- **Work instructions**: Scan the data for "notes" and copy the lines it appears in.

Begin Working data

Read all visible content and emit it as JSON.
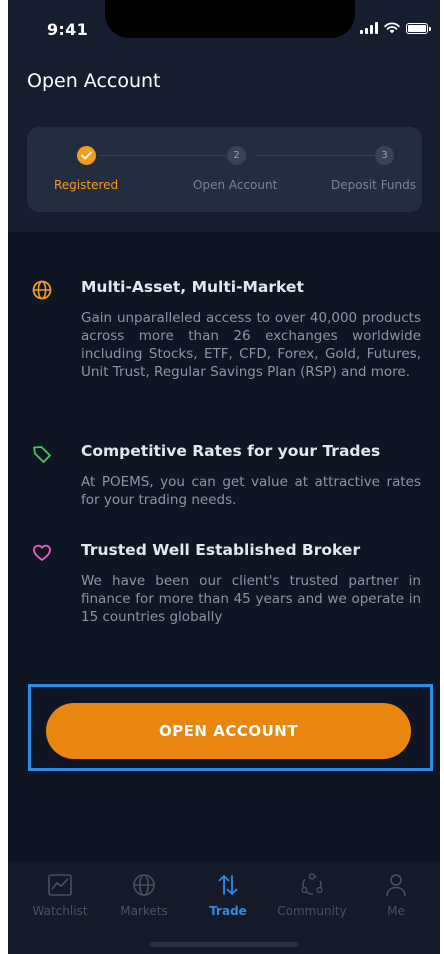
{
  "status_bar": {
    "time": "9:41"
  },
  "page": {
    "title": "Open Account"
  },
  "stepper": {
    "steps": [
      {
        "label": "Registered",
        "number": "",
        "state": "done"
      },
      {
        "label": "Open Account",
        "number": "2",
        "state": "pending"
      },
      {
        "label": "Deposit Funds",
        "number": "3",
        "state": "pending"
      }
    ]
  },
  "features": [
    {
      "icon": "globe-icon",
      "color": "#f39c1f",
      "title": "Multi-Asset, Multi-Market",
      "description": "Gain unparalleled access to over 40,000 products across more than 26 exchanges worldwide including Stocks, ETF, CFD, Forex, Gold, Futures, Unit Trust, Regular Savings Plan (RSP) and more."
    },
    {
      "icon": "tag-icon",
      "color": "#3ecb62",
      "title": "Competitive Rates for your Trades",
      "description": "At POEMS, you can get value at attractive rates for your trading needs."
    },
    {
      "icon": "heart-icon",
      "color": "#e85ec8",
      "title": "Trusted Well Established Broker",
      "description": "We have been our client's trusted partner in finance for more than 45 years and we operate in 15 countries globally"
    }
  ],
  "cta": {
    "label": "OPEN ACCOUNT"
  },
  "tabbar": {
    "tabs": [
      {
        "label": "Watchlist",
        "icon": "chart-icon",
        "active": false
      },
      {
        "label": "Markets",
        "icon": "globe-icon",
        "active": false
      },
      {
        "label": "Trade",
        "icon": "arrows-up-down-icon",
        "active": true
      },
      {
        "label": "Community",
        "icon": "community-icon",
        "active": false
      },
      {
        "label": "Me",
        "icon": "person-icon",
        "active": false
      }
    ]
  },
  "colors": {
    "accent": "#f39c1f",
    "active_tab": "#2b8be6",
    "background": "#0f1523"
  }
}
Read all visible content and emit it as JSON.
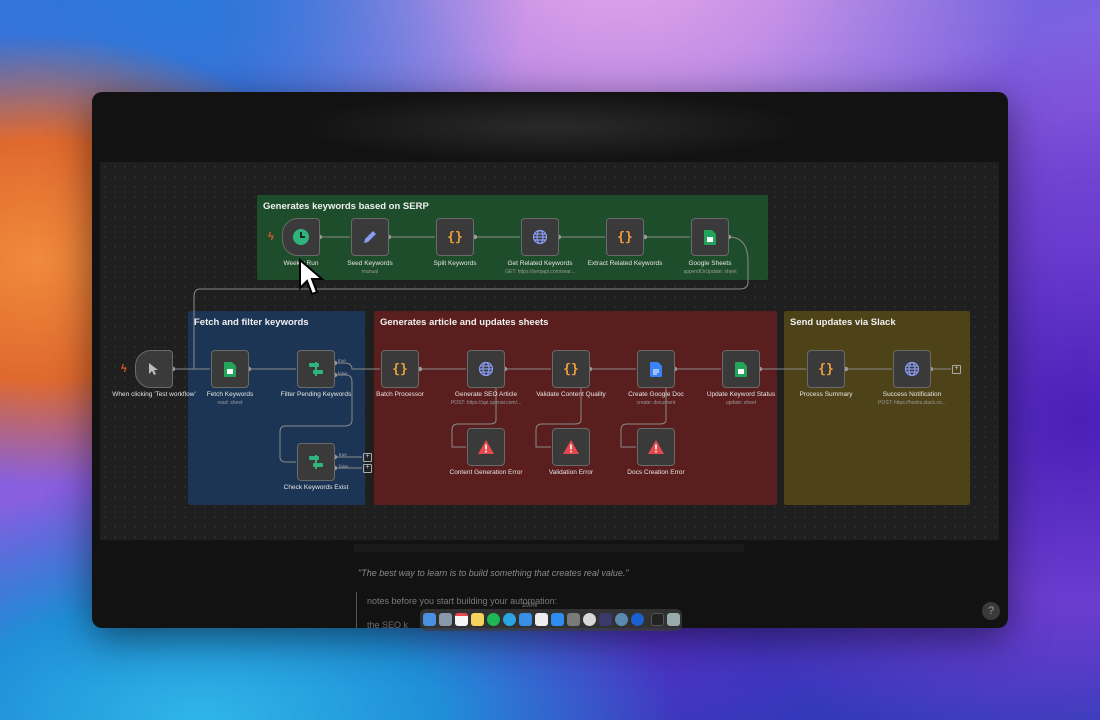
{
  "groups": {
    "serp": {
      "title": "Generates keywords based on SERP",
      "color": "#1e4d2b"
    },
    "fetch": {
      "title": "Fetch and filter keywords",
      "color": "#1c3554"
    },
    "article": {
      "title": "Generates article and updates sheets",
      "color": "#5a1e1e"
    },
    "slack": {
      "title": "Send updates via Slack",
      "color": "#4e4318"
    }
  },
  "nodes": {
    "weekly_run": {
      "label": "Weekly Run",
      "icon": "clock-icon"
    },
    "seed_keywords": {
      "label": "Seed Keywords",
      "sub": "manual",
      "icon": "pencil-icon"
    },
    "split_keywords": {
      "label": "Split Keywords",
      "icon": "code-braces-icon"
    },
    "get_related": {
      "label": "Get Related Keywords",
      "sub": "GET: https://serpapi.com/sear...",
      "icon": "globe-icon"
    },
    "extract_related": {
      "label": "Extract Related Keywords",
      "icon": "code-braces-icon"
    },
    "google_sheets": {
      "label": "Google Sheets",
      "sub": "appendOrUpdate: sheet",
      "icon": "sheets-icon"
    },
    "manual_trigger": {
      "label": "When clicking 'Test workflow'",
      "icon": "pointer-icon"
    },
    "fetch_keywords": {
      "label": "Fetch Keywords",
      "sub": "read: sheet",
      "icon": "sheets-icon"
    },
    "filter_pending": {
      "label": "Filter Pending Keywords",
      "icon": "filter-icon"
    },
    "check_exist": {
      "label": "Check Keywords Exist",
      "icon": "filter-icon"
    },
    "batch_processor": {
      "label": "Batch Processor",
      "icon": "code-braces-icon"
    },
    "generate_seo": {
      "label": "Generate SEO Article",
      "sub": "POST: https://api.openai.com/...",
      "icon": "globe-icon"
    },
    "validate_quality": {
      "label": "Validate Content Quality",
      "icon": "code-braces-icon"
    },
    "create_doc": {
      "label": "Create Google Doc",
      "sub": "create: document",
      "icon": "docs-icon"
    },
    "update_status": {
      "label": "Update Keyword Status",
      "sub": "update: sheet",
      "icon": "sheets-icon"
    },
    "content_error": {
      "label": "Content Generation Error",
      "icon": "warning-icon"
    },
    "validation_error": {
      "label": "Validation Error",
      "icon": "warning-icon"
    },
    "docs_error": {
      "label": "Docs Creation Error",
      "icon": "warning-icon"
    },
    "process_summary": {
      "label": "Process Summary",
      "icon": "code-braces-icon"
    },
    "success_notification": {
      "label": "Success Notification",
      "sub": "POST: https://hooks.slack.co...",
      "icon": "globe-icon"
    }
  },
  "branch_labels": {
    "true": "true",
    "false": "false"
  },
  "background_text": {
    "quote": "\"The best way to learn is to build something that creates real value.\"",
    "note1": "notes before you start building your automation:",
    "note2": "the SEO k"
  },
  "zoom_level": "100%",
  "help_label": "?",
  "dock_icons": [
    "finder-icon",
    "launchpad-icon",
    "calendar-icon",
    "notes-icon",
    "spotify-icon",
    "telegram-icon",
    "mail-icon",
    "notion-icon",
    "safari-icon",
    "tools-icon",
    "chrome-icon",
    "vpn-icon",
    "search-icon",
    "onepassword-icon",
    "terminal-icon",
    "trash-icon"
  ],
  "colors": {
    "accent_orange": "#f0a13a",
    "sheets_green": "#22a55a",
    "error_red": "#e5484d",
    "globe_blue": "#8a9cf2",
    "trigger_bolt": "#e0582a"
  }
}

End Working data

- **Correct output**:
    "note1": "notes before you start building your automation:",
    "notes-icon",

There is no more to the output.